**Your instructions**
Retype each line of the material exactly, please, skipping any picture in it.

**Entries provided**
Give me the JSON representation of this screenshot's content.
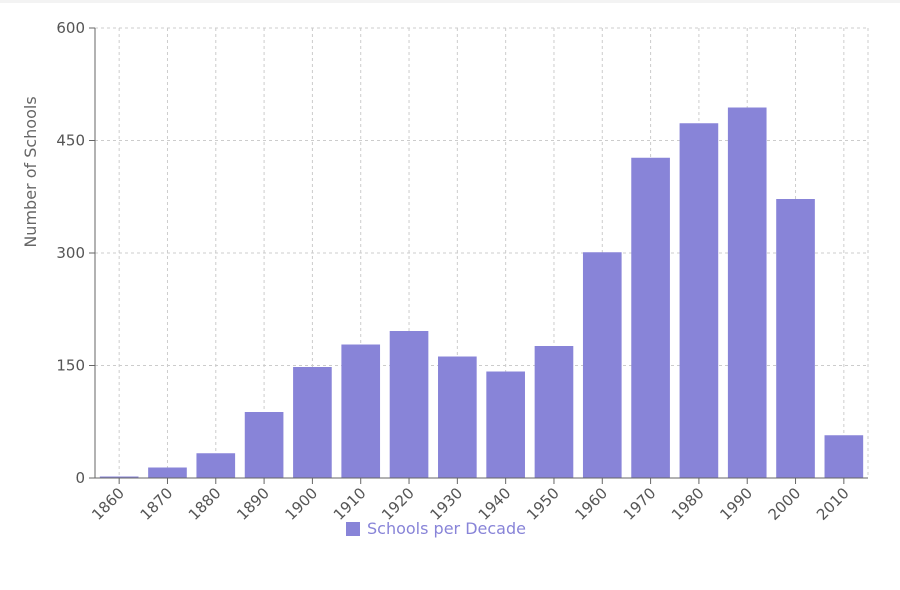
{
  "chart_data": {
    "type": "bar",
    "ylabel": "Number of Schools",
    "xlabel": "",
    "ylim": [
      0,
      600
    ],
    "yticks": [
      0,
      150,
      300,
      450,
      600
    ],
    "categories": [
      "1860",
      "1870",
      "1880",
      "1890",
      "1900",
      "1910",
      "1920",
      "1930",
      "1940",
      "1950",
      "1960",
      "1970",
      "1980",
      "1990",
      "2000",
      "2010"
    ],
    "series": [
      {
        "name": "Schools per Decade",
        "color": "#8884d8",
        "values": [
          2,
          14,
          33,
          88,
          148,
          178,
          196,
          162,
          142,
          176,
          301,
          427,
          473,
          494,
          372,
          57
        ]
      }
    ],
    "grid": true,
    "legend_position": "bottom"
  }
}
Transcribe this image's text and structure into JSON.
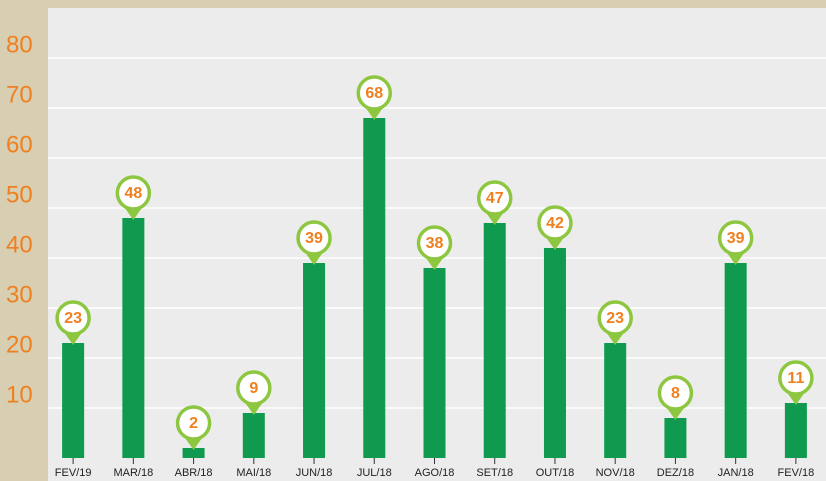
{
  "chart_data": {
    "type": "bar",
    "categories": [
      "FEV/19",
      "MAR/18",
      "ABR/18",
      "MAI/18",
      "JUN/18",
      "JUL/18",
      "AGO/18",
      "SET/18",
      "OUT/18",
      "NOV/18",
      "DEZ/18",
      "JAN/18",
      "FEV/18"
    ],
    "values": [
      23,
      48,
      2,
      9,
      39,
      68,
      38,
      47,
      42,
      23,
      8,
      39,
      11
    ],
    "color": "#0f9a4f",
    "ylim": [
      0,
      90
    ],
    "yticks": [
      10,
      20,
      30,
      40,
      50,
      60,
      70,
      80
    ],
    "grid": true
  }
}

**Written response**
Give me the JSON representation of this screenshot's content.
{
  "chart_data": {
    "type": "bar",
    "ylabel": "Number of Schools",
    "xlabel": "",
    "ylim": [
      0,
      600
    ],
    "yticks": [
      0,
      150,
      300,
      450,
      600
    ],
    "categories": [
      "1860",
      "1870",
      "1880",
      "1890",
      "1900",
      "1910",
      "1920",
      "1930",
      "1940",
      "1950",
      "1960",
      "1970",
      "1980",
      "1990",
      "2000",
      "2010"
    ],
    "series": [
      {
        "name": "Schools per Decade",
        "color": "#8884d8",
        "values": [
          2,
          14,
          33,
          88,
          148,
          178,
          196,
          162,
          142,
          176,
          301,
          427,
          473,
          494,
          372,
          57
        ]
      }
    ],
    "grid": true,
    "legend_position": "bottom"
  }
}
Transcribe this image's text and structure into JSON.
{
  "chart_data": {
    "type": "bar",
    "categories": [
      "FEV/19",
      "MAR/18",
      "ABR/18",
      "MAI/18",
      "JUN/18",
      "JUL/18",
      "AGO/18",
      "SET/18",
      "OUT/18",
      "NOV/18",
      "DEZ/18",
      "JAN/18",
      "FEV/18"
    ],
    "values": [
      23,
      48,
      2,
      9,
      39,
      68,
      38,
      47,
      42,
      23,
      8,
      39,
      11
    ],
    "color": "#0f9a4f",
    "ylim": [
      0,
      90
    ],
    "yticks": [
      10,
      20,
      30,
      40,
      50,
      60,
      70,
      80
    ],
    "grid": true
  }
}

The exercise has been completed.